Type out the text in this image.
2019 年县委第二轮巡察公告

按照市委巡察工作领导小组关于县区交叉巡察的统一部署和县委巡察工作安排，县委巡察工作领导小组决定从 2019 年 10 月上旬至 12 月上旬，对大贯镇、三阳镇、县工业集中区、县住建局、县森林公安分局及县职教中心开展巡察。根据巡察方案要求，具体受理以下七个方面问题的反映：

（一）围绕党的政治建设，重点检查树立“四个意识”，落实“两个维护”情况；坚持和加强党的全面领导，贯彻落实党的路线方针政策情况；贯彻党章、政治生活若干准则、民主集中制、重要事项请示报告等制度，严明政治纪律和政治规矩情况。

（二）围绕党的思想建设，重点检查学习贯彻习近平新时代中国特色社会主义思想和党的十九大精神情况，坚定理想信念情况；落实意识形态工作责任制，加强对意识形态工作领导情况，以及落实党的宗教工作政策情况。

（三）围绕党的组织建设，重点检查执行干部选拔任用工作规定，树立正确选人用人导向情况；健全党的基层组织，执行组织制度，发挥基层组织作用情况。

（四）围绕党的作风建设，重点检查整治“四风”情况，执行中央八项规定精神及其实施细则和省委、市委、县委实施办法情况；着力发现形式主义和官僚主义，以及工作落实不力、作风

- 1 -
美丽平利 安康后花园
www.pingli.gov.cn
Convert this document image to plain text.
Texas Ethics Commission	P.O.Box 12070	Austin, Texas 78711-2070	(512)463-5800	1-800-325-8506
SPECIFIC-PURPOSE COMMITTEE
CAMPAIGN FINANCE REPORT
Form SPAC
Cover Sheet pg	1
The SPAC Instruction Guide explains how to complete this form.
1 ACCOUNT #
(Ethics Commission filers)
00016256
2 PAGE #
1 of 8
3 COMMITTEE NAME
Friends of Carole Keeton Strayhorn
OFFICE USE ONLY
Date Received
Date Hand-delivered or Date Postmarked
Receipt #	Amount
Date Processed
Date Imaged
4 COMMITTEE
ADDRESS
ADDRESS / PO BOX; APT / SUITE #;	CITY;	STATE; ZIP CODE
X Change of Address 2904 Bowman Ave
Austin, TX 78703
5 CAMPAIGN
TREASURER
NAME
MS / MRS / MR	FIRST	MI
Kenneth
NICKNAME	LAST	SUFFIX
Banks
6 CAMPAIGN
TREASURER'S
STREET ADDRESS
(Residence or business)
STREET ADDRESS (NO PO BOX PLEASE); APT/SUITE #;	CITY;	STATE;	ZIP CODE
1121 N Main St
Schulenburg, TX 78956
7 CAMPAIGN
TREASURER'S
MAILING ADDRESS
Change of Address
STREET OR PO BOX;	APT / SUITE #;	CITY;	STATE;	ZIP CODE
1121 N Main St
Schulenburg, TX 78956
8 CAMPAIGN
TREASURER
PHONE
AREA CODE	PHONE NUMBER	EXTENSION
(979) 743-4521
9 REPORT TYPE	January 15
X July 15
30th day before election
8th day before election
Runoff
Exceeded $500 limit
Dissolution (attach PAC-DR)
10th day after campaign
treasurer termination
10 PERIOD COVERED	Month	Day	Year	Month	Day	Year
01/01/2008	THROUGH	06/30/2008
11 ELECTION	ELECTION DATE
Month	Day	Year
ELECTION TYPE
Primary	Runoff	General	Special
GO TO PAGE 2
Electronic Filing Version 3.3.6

--*--

Please reproduce every line of the material word for word.

§ EXERCISE SOLUTION:
Type out the text in this image.
2019 年县委第二轮巡察公告

按照市委巡察工作领导小组关于县区交叉巡察的统一部署和县委巡察工作安排，县委巡察工作领导小组决定从 2019 年 10 月上旬至 12 月上旬，对大贯镇、三阳镇、县工业集中区、县住建局、县森林公安分局及县职教中心开展巡察。根据巡察方案要求，具体受理以下七个方面问题的反映：

（一）围绕党的政治建设，重点检查树立“四个意识”，落实“两个维护”情况；坚持和加强党的全面领导，贯彻落实党的路线方针政策情况；贯彻党章、政治生活若干准则、民主集中制、重要事项请示报告等制度，严明政治纪律和政治规矩情况。

（二）围绕党的思想建设，重点检查学习贯彻习近平新时代中国特色社会主义思想和党的十九大精神情况，坚定理想信念情况；落实意识形态工作责任制，加强对意识形态工作领导情况，以及落实党的宗教工作政策情况。

（三）围绕党的组织建设，重点检查执行干部选拔任用工作规定，树立正确选人用人导向情况；健全党的基层组织，执行组织制度，发挥基层组织作用情况。

（四）围绕党的作风建设，重点检查整治“四风”情况，执行中央八项规定精神及其实施细则和省委、市委、县委实施办法情况；着力发现形式主义和官僚主义，以及工作落实不力、作风

- 1 -
美丽平利 安康后花园
www.pingli.gov.cn
Convert this document image to plain text.
Texas Ethics Commission	P.O.Box 12070	Austin, Texas 78711-2070	(512)463-5800	1-800-325-8506
SPECIFIC-PURPOSE COMMITTEE
CAMPAIGN FINANCE REPORT
Form SPAC
Cover Sheet pg	1
The SPAC Instruction Guide explains how to complete this form.
1 ACCOUNT #
(Ethics Commission filers)
00016256
2 PAGE #
1 of 8
3 COMMITTEE NAME
Friends of Carole Keeton Strayhorn
OFFICE USE ONLY
Date Received
Date Hand-delivered or Date Postmarked
Receipt #	Amount
Date Processed
Date Imaged
4 COMMITTEE
ADDRESS
ADDRESS / PO BOX; APT / SUITE #;	CITY;	STATE; ZIP CODE
X Change of Address 2904 Bowman Ave
Austin, TX 78703
5 CAMPAIGN
TREASURER
NAME
MS / MRS / MR	FIRST	MI
Kenneth
NICKNAME	LAST	SUFFIX
Banks
6 CAMPAIGN
TREASURER'S
STREET ADDRESS
(Residence or business)
STREET ADDRESS (NO PO BOX PLEASE); APT/SUITE #;	CITY;	STATE;	ZIP CODE
1121 N Main St
Schulenburg, TX 78956
7 CAMPAIGN
TREASURER'S
MAILING ADDRESS
Change of Address
STREET OR PO BOX;	APT / SUITE #;	CITY;	STATE;	ZIP CODE
1121 N Main St
Schulenburg, TX 78956
8 CAMPAIGN
TREASURER
PHONE
AREA CODE	PHONE NUMBER	EXTENSION
(979) 743-4521
9 REPORT TYPE	January 15
X July 15
30th day before election
8th day before election
Runoff
Exceeded $500 limit
Dissolution (attach PAC-DR)
10th day after campaign
treasurer termination
10 PERIOD COVERED	Month	Day	Year	Month	Day	Year
01/01/2008	THROUGH	06/30/2008
11 ELECTION	ELECTION DATE
Month	Day	Year
ELECTION TYPE
Primary	Runoff	General	Special
GO TO PAGE 2
Electronic Filing Version 3.3.6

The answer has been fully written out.